**Given entries:**
■ ■ ■ ■ ■

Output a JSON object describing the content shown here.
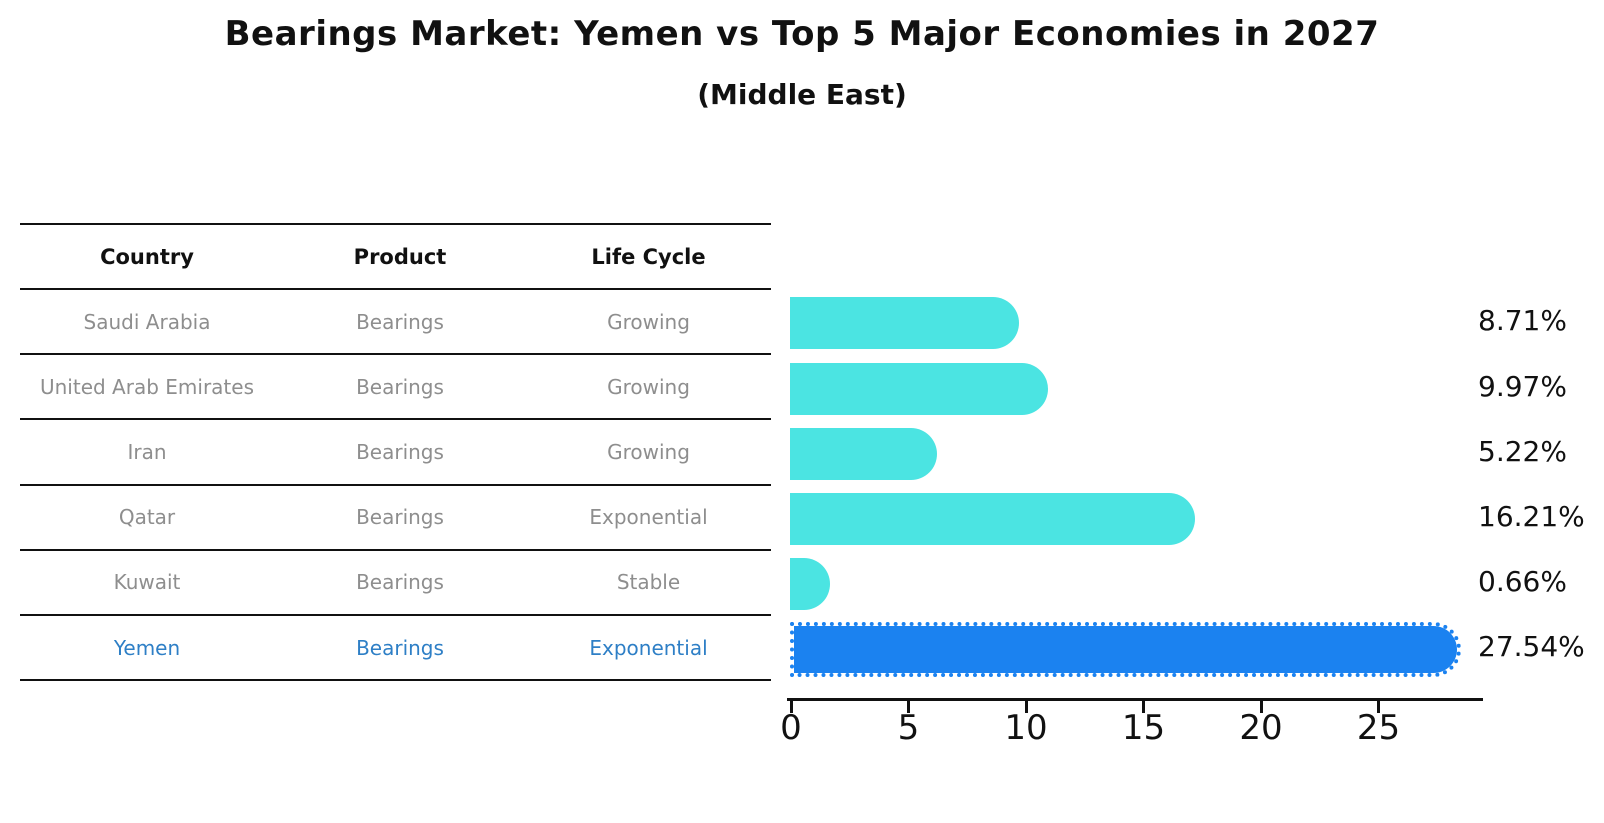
{
  "title": "Bearings Market: Yemen vs Top 5 Major Economies in 2027",
  "subtitle": "(Middle East)",
  "table": {
    "headers": [
      "Country",
      "Product",
      "Life Cycle"
    ],
    "rows": [
      {
        "country": "Saudi Arabia",
        "product": "Bearings",
        "life_cycle": "Growing",
        "highlighted": false
      },
      {
        "country": "United Arab Emirates",
        "product": "Bearings",
        "life_cycle": "Growing",
        "highlighted": false
      },
      {
        "country": "Iran",
        "product": "Bearings",
        "life_cycle": "Growing",
        "highlighted": false
      },
      {
        "country": "Qatar",
        "product": "Bearings",
        "life_cycle": "Exponential",
        "highlighted": false
      },
      {
        "country": "Kuwait",
        "product": "Bearings",
        "life_cycle": "Stable",
        "highlighted": false
      },
      {
        "country": "Yemen",
        "product": "Bearings",
        "life_cycle": "Exponential",
        "highlighted": true
      }
    ]
  },
  "chart_data": {
    "type": "bar",
    "orientation": "horizontal",
    "title": "Bearings Market: Yemen vs Top 5 Major Economies in 2027",
    "subtitle": "(Middle East)",
    "categories": [
      "Saudi Arabia",
      "United Arab Emirates",
      "Iran",
      "Qatar",
      "Kuwait",
      "Yemen"
    ],
    "values": [
      8.71,
      9.97,
      5.22,
      16.21,
      0.66,
      27.54
    ],
    "value_labels": [
      "8.71%",
      "9.97%",
      "5.22%",
      "16.21%",
      "0.66%",
      "27.54%"
    ],
    "unit": "%",
    "xlabel": "",
    "ylabel": "",
    "x_ticks": [
      0,
      5,
      10,
      15,
      20,
      25
    ],
    "xlim": [
      0,
      29.4
    ],
    "grid": false,
    "legend": null,
    "bar_color": "#4be4e2",
    "highlight_index": 5,
    "highlight_color": "#1b82f0",
    "highlight_border_style": "dotted",
    "highlight_text_color": "#2e7fc6"
  }
}
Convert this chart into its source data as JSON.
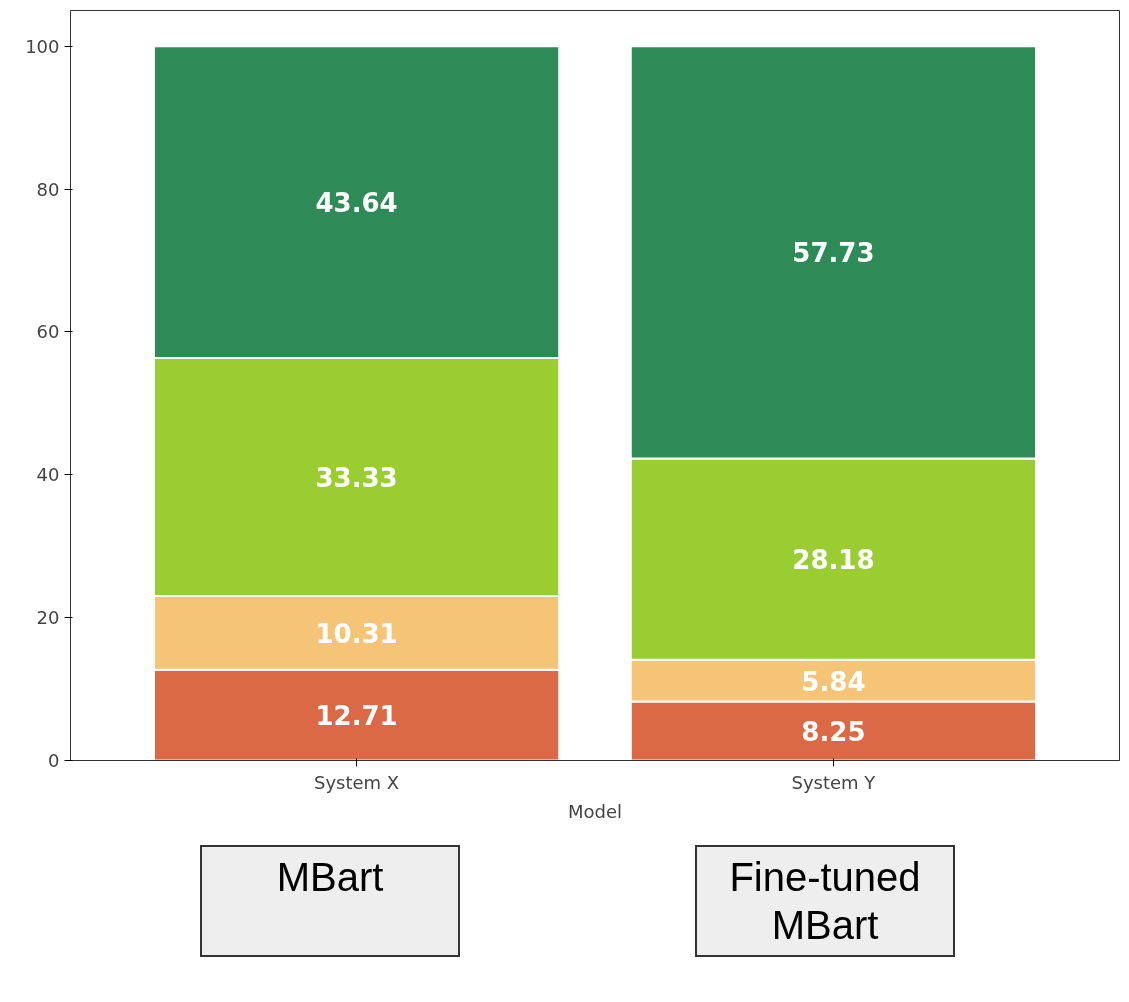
{
  "chart_data": {
    "type": "bar",
    "stacked": true,
    "categories": [
      "System X",
      "System Y"
    ],
    "xlabel": "Model",
    "series": [
      {
        "color": "#dc6946",
        "values": [
          12.71,
          8.25
        ]
      },
      {
        "color": "#f5c477",
        "values": [
          10.31,
          5.84
        ]
      },
      {
        "color": "#9acd32",
        "values": [
          33.33,
          28.18
        ]
      },
      {
        "color": "#2e8b57",
        "values": [
          43.64,
          57.73
        ]
      }
    ],
    "data_labels": true,
    "ylim": [
      0,
      105
    ],
    "yticks": [
      0,
      20,
      40,
      60,
      80,
      100
    ],
    "grid": false,
    "annotations": [
      "MBart",
      "Fine-tuned MBart"
    ]
  }
}
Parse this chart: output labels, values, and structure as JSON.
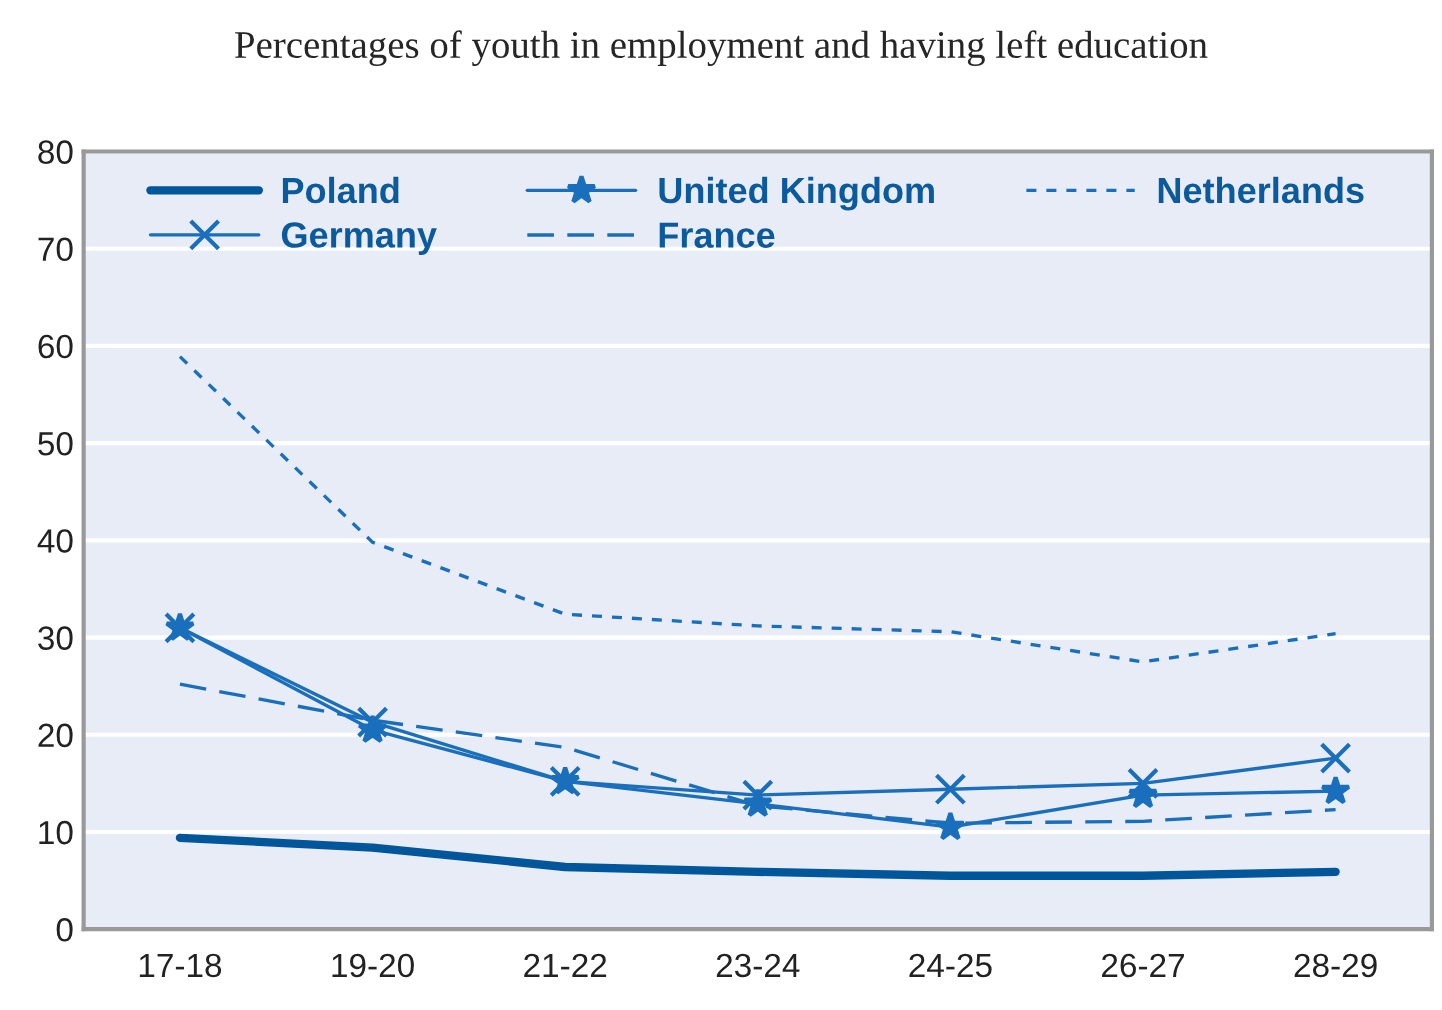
{
  "chart_data": {
    "type": "line",
    "title": "Percentages of youth in employment and having left education",
    "categories": [
      "17-18",
      "19-20",
      "21-22",
      "23-24",
      "24-25",
      "26-27",
      "28-29"
    ],
    "series": [
      {
        "name": "Poland",
        "color": "#00569b",
        "marker": "none",
        "line_style": "solid",
        "values": [
          9.4,
          8.4,
          6.4,
          5.9,
          5.5,
          5.5,
          5.9
        ]
      },
      {
        "name": "Germany",
        "color": "#1a6fbd",
        "marker": "cross",
        "line_style": "solid",
        "values": [
          31,
          21.3,
          15.2,
          13.8,
          14.4,
          15.0,
          17.6
        ]
      },
      {
        "name": "United Kingdom",
        "color": "#1a6fbd",
        "marker": "star",
        "line_style": "solid",
        "values": [
          31,
          20.5,
          15.2,
          12.9,
          10.5,
          13.8,
          14.2
        ]
      },
      {
        "name": "France",
        "color": "#1a6fbd",
        "marker": "none",
        "line_style": "dashed",
        "values": [
          25.2,
          21.5,
          18.7,
          12.7,
          10.9,
          11.1,
          12.3
        ]
      },
      {
        "name": "Netherlands",
        "color": "#1a6fbd",
        "marker": "none",
        "line_style": "dotted",
        "values": [
          58.9,
          39.8,
          32.4,
          31.2,
          30.6,
          27.5,
          30.4
        ]
      }
    ],
    "ylim": [
      0,
      80
    ],
    "yticks": [
      0,
      10,
      20,
      30,
      40,
      50,
      60,
      70,
      80
    ],
    "grid": "y",
    "legend": "top"
  }
}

■ ■ ■ ■ ■

**What to produce:** Excluding the pictures, reproduce every entry exactly as given.

**Exercise answer:**
Output a JSON object describing the content shown here.
{
  "title": "Bearings Market: Yemen vs Top 5 Major Economies in 2027",
  "subtitle": "(Middle East)",
  "table": {
    "headers": [
      "Country",
      "Product",
      "Life Cycle"
    ],
    "rows": [
      {
        "country": "Saudi Arabia",
        "product": "Bearings",
        "life_cycle": "Growing",
        "highlighted": false
      },
      {
        "country": "United Arab Emirates",
        "product": "Bearings",
        "life_cycle": "Growing",
        "highlighted": false
      },
      {
        "country": "Iran",
        "product": "Bearings",
        "life_cycle": "Growing",
        "highlighted": false
      },
      {
        "country": "Qatar",
        "product": "Bearings",
        "life_cycle": "Exponential",
        "highlighted": false
      },
      {
        "country": "Kuwait",
        "product": "Bearings",
        "life_cycle": "Stable",
        "highlighted": false
      },
      {
        "country": "Yemen",
        "product": "Bearings",
        "life_cycle": "Exponential",
        "highlighted": true
      }
    ]
  },
  "chart_data": {
    "type": "bar",
    "orientation": "horizontal",
    "title": "Bearings Market: Yemen vs Top 5 Major Economies in 2027",
    "subtitle": "(Middle East)",
    "categories": [
      "Saudi Arabia",
      "United Arab Emirates",
      "Iran",
      "Qatar",
      "Kuwait",
      "Yemen"
    ],
    "values": [
      8.71,
      9.97,
      5.22,
      16.21,
      0.66,
      27.54
    ],
    "value_labels": [
      "8.71%",
      "9.97%",
      "5.22%",
      "16.21%",
      "0.66%",
      "27.54%"
    ],
    "unit": "%",
    "xlabel": "",
    "ylabel": "",
    "x_ticks": [
      0,
      5,
      10,
      15,
      20,
      25
    ],
    "xlim": [
      0,
      29.4
    ],
    "grid": false,
    "legend": null,
    "bar_color": "#4be4e2",
    "highlight_index": 5,
    "highlight_color": "#1b82f0",
    "highlight_border_style": "dotted",
    "highlight_text_color": "#2e7fc6"
  }
}
Convert this chart into its source data as JSON.
{
  "chart_data": {
    "type": "bar",
    "stacked": true,
    "categories": [
      "System X",
      "System Y"
    ],
    "xlabel": "Model",
    "series": [
      {
        "color": "#dc6946",
        "values": [
          12.71,
          8.25
        ]
      },
      {
        "color": "#f5c477",
        "values": [
          10.31,
          5.84
        ]
      },
      {
        "color": "#9acd32",
        "values": [
          33.33,
          28.18
        ]
      },
      {
        "color": "#2e8b57",
        "values": [
          43.64,
          57.73
        ]
      }
    ],
    "data_labels": true,
    "ylim": [
      0,
      105
    ],
    "yticks": [
      0,
      20,
      40,
      60,
      80,
      100
    ],
    "grid": false,
    "annotations": [
      "MBart",
      "Fine-tuned MBart"
    ]
  }
}
Parse this chart: output labels, values, and structure as JSON.
{
  "chart_data": {
    "type": "line",
    "title": "Percentages of youth in employment and having left education",
    "categories": [
      "17-18",
      "19-20",
      "21-22",
      "23-24",
      "24-25",
      "26-27",
      "28-29"
    ],
    "series": [
      {
        "name": "Poland",
        "color": "#00569b",
        "marker": "none",
        "line_style": "solid",
        "values": [
          9.4,
          8.4,
          6.4,
          5.9,
          5.5,
          5.5,
          5.9
        ]
      },
      {
        "name": "Germany",
        "color": "#1a6fbd",
        "marker": "cross",
        "line_style": "solid",
        "values": [
          31,
          21.3,
          15.2,
          13.8,
          14.4,
          15.0,
          17.6
        ]
      },
      {
        "name": "United Kingdom",
        "color": "#1a6fbd",
        "marker": "star",
        "line_style": "solid",
        "values": [
          31,
          20.5,
          15.2,
          12.9,
          10.5,
          13.8,
          14.2
        ]
      },
      {
        "name": "France",
        "color": "#1a6fbd",
        "marker": "none",
        "line_style": "dashed",
        "values": [
          25.2,
          21.5,
          18.7,
          12.7,
          10.9,
          11.1,
          12.3
        ]
      },
      {
        "name": "Netherlands",
        "color": "#1a6fbd",
        "marker": "none",
        "line_style": "dotted",
        "values": [
          58.9,
          39.8,
          32.4,
          31.2,
          30.6,
          27.5,
          30.4
        ]
      }
    ],
    "ylim": [
      0,
      80
    ],
    "yticks": [
      0,
      10,
      20,
      30,
      40,
      50,
      60,
      70,
      80
    ],
    "grid": "y",
    "legend": "top"
  }
}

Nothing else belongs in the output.